#### TASK REQUIREMENTS:
Report back each line of the records that contains the string "name".

#### TASK INPUT:
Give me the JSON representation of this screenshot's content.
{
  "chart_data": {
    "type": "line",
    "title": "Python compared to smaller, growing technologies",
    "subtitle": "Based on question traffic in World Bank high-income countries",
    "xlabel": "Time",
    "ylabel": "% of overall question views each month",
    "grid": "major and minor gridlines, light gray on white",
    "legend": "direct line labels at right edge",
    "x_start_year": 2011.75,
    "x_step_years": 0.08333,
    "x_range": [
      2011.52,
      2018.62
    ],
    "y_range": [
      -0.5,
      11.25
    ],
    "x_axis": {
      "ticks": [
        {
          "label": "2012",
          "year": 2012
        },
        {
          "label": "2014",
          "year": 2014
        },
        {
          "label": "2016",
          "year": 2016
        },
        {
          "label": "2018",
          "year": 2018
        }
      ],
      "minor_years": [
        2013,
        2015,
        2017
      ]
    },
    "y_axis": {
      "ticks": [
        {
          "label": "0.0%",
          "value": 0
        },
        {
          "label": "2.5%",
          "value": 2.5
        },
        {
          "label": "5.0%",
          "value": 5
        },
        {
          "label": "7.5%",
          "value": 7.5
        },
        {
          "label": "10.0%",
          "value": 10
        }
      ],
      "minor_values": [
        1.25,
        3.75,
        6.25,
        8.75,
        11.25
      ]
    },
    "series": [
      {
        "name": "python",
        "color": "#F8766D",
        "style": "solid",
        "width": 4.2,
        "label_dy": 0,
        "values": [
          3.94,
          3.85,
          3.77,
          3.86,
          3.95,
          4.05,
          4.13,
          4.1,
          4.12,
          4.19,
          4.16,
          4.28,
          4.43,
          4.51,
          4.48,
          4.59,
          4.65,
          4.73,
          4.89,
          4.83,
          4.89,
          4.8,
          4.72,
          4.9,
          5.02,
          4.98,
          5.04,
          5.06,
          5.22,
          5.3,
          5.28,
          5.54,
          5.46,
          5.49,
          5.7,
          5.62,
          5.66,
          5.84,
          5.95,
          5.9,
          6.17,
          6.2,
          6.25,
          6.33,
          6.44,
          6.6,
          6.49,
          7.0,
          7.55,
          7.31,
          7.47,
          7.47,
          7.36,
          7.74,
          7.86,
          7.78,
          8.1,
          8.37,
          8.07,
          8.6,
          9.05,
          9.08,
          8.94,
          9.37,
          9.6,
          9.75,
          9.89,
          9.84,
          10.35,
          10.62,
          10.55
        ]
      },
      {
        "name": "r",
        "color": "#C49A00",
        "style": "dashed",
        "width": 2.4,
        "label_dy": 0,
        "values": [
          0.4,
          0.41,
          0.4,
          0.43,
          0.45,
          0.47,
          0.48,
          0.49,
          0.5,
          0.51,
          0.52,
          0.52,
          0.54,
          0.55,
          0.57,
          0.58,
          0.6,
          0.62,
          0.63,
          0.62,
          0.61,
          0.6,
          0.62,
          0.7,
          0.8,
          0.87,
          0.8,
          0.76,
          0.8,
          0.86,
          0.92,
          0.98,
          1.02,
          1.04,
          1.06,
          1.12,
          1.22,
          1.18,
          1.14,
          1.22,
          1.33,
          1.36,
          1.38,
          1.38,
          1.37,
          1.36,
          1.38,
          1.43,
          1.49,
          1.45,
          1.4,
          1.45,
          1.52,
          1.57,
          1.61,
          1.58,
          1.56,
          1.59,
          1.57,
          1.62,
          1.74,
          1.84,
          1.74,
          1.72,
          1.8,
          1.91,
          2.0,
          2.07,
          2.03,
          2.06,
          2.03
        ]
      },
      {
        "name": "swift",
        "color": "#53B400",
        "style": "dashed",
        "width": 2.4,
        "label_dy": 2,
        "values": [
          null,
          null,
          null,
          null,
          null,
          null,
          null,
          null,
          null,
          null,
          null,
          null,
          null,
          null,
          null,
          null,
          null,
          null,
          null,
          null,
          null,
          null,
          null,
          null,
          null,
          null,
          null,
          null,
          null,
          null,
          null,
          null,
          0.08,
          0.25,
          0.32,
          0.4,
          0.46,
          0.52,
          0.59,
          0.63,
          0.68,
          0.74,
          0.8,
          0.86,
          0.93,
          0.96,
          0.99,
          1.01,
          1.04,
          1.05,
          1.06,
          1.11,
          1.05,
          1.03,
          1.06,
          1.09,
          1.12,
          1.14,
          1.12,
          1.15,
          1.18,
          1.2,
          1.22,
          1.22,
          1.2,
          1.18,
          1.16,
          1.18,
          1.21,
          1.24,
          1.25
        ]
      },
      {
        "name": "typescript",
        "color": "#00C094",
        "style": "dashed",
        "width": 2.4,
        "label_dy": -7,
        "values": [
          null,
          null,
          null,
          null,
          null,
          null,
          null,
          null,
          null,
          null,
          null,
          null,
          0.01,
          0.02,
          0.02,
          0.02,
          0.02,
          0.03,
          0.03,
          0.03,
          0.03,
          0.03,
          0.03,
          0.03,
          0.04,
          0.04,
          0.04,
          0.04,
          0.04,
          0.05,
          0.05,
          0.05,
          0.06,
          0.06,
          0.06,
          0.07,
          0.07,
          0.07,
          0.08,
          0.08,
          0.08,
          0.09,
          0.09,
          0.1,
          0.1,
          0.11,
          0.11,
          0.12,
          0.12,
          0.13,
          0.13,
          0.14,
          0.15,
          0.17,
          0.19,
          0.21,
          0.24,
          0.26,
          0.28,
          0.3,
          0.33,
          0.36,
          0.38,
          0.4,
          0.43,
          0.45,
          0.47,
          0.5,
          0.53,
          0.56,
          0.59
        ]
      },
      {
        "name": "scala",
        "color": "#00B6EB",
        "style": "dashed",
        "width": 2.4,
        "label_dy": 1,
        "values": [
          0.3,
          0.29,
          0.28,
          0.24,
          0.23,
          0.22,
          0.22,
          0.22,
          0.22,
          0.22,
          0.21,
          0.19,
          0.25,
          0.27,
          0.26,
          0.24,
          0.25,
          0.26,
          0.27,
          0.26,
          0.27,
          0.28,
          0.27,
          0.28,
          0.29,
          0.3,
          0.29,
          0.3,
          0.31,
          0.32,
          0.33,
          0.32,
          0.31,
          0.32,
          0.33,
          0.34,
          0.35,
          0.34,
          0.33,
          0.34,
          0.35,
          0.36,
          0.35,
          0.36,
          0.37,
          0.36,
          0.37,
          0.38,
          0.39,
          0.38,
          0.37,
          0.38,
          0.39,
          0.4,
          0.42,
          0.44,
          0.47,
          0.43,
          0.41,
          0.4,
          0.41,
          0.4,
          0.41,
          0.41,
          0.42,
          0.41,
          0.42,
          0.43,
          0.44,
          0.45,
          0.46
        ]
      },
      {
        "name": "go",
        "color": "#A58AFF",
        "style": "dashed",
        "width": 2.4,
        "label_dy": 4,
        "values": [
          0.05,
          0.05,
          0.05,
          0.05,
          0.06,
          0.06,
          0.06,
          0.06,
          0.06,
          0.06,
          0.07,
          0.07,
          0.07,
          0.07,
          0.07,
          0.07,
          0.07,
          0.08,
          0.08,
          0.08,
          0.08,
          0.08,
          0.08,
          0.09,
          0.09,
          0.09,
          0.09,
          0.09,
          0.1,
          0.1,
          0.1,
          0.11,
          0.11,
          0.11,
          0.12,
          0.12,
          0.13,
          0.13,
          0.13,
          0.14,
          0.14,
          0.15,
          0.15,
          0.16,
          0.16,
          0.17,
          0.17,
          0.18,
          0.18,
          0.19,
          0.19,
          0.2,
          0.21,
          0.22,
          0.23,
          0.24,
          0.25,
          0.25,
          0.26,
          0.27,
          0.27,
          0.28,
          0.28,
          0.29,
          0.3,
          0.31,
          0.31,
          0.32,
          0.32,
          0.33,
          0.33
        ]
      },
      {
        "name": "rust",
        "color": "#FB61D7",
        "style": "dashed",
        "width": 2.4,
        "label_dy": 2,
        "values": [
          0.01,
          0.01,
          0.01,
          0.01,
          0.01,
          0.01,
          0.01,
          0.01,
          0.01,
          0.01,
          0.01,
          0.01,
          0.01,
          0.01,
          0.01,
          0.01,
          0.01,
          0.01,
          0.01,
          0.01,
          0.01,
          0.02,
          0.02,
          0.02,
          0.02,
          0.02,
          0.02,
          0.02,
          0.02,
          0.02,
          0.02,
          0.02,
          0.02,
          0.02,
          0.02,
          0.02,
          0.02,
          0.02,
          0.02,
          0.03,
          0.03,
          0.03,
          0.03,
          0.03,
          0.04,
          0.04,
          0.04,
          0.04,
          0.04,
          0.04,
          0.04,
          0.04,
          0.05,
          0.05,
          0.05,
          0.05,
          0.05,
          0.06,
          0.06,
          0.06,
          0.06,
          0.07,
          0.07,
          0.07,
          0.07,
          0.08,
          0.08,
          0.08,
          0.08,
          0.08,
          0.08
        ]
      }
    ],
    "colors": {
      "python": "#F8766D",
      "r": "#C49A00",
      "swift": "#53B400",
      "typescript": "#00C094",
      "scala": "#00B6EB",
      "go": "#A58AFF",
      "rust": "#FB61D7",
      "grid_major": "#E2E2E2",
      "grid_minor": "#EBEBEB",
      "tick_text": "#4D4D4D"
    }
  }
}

#### ANSWER:
        "name": "python",
        "name": "r",
        "name": "swift",
        "name": "typescript",
        "name": "scala",
        "name": "go",
        "name": "rust",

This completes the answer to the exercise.